══ Entries supplied
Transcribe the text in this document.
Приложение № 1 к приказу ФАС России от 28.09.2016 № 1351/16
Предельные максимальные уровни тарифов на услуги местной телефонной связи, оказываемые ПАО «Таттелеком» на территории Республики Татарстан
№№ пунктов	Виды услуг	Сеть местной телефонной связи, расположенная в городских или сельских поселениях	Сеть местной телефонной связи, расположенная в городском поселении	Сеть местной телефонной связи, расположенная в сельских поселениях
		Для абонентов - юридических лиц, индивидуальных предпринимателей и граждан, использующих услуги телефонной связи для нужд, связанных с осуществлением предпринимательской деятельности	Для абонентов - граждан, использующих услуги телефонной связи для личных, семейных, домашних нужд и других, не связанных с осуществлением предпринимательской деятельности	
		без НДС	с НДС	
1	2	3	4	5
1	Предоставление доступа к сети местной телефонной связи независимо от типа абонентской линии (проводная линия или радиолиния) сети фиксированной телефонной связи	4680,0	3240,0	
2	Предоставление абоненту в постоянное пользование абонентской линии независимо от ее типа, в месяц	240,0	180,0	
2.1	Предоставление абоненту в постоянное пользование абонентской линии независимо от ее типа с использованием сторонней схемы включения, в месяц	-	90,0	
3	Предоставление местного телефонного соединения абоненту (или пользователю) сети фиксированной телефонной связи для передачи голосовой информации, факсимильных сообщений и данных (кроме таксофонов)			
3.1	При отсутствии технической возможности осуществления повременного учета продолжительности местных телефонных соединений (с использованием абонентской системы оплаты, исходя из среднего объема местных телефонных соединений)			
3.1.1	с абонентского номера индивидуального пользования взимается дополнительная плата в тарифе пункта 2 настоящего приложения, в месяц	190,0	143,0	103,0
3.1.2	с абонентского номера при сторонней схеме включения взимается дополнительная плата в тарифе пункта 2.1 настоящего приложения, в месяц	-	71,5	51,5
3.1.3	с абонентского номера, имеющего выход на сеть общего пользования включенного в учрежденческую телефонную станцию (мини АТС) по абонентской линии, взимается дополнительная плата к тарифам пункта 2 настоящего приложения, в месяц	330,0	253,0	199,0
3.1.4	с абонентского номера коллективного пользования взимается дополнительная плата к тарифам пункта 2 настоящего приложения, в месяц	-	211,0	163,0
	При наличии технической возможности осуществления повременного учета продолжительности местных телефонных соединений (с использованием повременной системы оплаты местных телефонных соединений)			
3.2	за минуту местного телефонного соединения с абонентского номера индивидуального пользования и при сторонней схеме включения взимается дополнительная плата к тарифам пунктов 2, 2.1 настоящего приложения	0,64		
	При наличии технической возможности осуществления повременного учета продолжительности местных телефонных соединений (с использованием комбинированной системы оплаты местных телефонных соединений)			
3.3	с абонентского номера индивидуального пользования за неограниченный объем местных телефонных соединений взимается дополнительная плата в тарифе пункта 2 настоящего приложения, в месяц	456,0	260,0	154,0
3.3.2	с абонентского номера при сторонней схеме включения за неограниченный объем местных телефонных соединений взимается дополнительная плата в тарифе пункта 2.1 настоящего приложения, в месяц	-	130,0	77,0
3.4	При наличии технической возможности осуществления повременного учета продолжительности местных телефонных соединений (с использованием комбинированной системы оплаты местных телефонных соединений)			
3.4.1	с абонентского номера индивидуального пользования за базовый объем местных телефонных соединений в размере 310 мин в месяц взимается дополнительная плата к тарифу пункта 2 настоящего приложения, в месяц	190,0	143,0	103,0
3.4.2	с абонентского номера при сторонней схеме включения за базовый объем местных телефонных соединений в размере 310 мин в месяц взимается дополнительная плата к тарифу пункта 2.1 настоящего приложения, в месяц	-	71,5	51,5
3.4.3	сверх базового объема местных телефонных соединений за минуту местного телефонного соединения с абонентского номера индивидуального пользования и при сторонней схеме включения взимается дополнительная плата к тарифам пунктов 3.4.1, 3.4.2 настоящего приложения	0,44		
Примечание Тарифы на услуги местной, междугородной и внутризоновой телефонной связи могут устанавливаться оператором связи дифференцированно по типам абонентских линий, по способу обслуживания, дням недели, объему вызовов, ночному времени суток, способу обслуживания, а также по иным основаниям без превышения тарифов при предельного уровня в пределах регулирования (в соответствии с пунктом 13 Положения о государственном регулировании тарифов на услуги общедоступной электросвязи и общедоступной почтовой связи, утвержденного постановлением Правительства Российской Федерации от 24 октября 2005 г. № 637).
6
════
══ Entries supplied
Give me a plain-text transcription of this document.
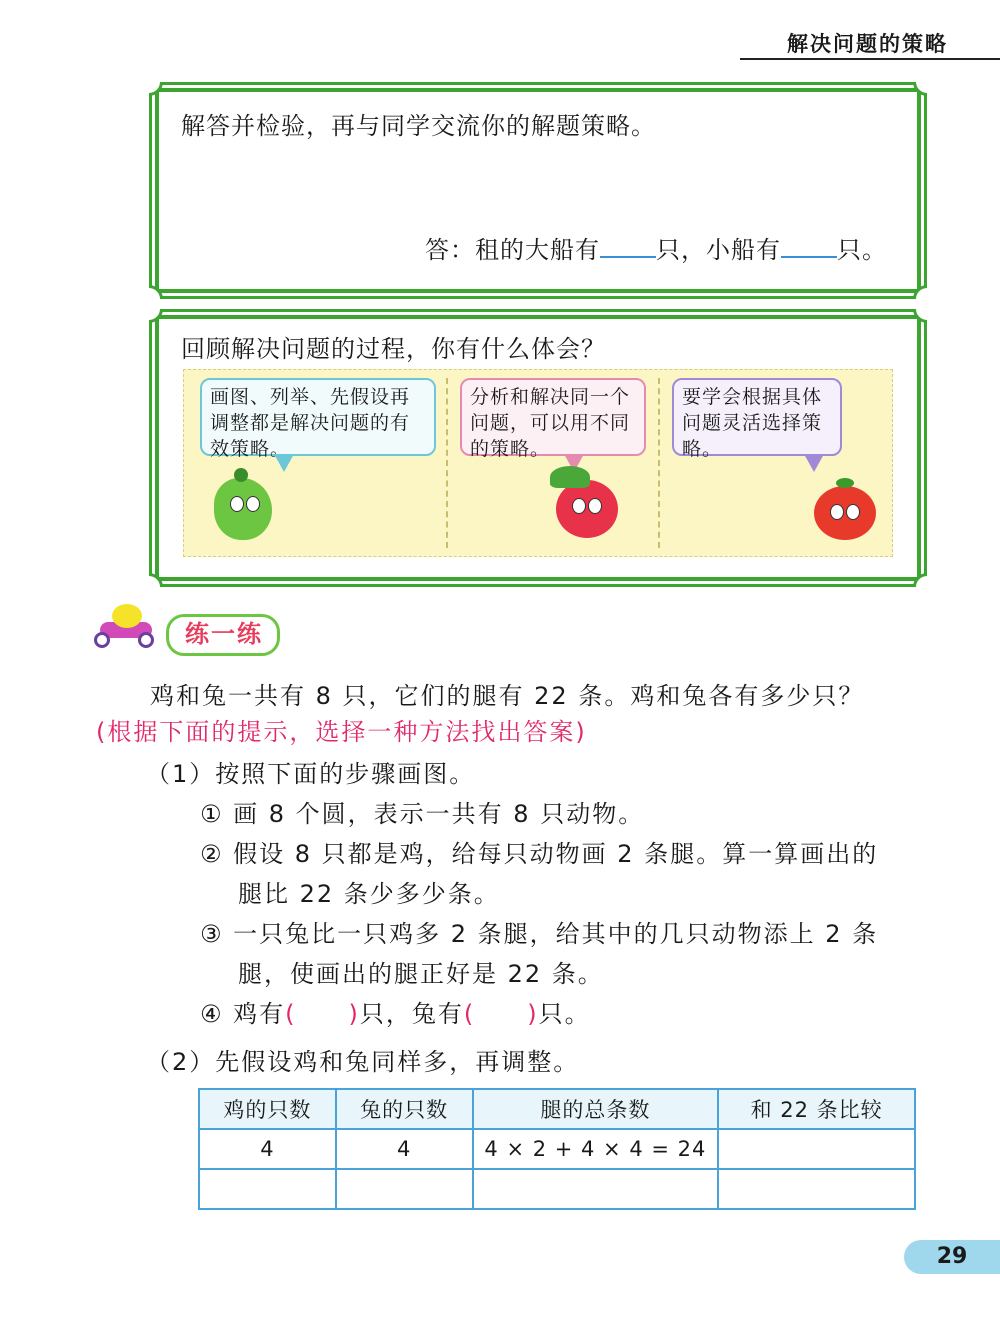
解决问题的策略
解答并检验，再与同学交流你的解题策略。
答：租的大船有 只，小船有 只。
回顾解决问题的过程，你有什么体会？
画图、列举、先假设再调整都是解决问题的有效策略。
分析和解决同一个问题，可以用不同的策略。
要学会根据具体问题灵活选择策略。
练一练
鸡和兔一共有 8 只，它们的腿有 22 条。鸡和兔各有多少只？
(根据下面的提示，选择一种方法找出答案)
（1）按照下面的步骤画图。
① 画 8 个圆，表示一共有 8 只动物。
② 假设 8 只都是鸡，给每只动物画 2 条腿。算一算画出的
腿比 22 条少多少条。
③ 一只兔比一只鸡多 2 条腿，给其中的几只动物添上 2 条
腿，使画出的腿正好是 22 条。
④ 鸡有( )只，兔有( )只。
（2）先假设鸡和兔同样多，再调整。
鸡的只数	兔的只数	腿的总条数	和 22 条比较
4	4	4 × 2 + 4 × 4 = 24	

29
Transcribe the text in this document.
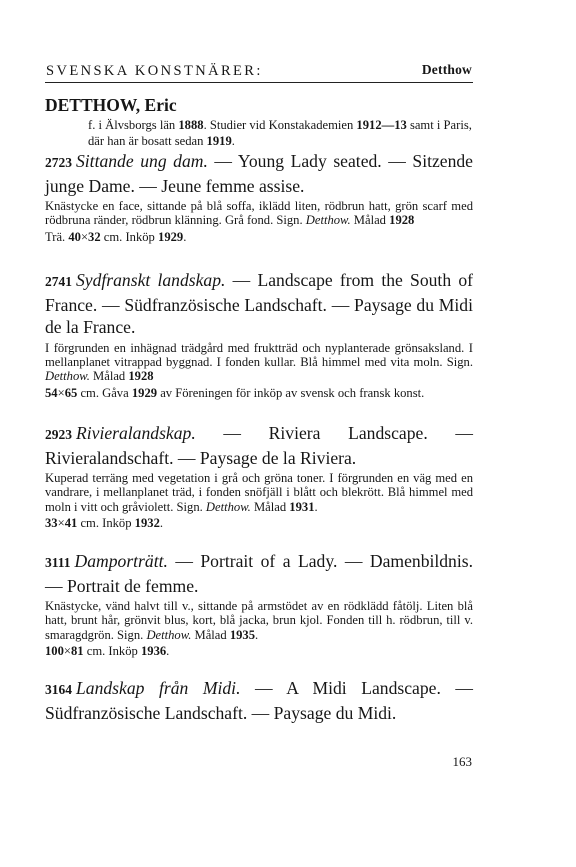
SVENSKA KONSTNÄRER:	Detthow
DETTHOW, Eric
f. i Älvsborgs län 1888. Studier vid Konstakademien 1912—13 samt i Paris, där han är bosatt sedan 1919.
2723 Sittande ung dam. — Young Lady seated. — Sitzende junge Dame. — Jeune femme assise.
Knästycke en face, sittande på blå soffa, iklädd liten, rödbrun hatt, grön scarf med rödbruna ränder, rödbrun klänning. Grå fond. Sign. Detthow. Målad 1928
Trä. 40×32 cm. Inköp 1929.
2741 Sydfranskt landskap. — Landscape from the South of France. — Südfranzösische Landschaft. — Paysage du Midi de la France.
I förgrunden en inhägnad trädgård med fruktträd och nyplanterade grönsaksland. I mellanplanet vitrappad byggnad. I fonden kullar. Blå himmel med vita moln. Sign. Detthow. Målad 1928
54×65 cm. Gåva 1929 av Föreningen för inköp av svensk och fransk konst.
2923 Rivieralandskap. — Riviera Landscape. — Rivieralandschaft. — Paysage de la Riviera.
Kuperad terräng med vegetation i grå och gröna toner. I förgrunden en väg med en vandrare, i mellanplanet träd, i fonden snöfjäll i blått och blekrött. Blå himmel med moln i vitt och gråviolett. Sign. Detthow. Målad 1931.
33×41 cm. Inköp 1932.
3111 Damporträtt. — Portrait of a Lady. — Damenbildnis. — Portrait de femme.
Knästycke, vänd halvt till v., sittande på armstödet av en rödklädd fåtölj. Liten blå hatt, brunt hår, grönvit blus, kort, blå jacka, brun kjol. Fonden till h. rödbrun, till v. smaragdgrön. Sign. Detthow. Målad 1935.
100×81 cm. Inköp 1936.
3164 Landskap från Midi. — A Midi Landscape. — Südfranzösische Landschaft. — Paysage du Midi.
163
════
══ Entries supplied
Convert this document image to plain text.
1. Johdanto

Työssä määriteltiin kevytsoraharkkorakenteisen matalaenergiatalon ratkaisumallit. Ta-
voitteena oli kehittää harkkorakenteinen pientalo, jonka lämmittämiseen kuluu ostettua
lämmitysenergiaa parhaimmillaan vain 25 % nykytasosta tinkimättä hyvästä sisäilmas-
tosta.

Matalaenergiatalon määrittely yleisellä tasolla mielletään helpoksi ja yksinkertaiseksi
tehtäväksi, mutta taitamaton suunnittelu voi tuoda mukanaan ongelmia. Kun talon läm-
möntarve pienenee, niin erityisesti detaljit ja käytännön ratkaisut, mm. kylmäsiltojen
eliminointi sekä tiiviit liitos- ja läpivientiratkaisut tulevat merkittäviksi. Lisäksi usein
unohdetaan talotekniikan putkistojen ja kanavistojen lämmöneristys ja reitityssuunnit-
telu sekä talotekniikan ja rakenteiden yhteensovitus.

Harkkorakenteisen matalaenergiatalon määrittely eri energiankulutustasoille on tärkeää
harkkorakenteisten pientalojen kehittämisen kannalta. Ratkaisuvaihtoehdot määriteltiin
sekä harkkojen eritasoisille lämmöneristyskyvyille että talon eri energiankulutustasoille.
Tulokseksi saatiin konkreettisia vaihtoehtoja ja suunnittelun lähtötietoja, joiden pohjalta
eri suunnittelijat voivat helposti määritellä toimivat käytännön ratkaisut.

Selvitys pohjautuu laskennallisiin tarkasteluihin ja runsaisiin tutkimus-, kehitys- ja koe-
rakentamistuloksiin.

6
════
• [Task requirements]: Reply with the number of lines in the preceding entries that contain "Paysage", and no other words.

• [Output of the task]: 3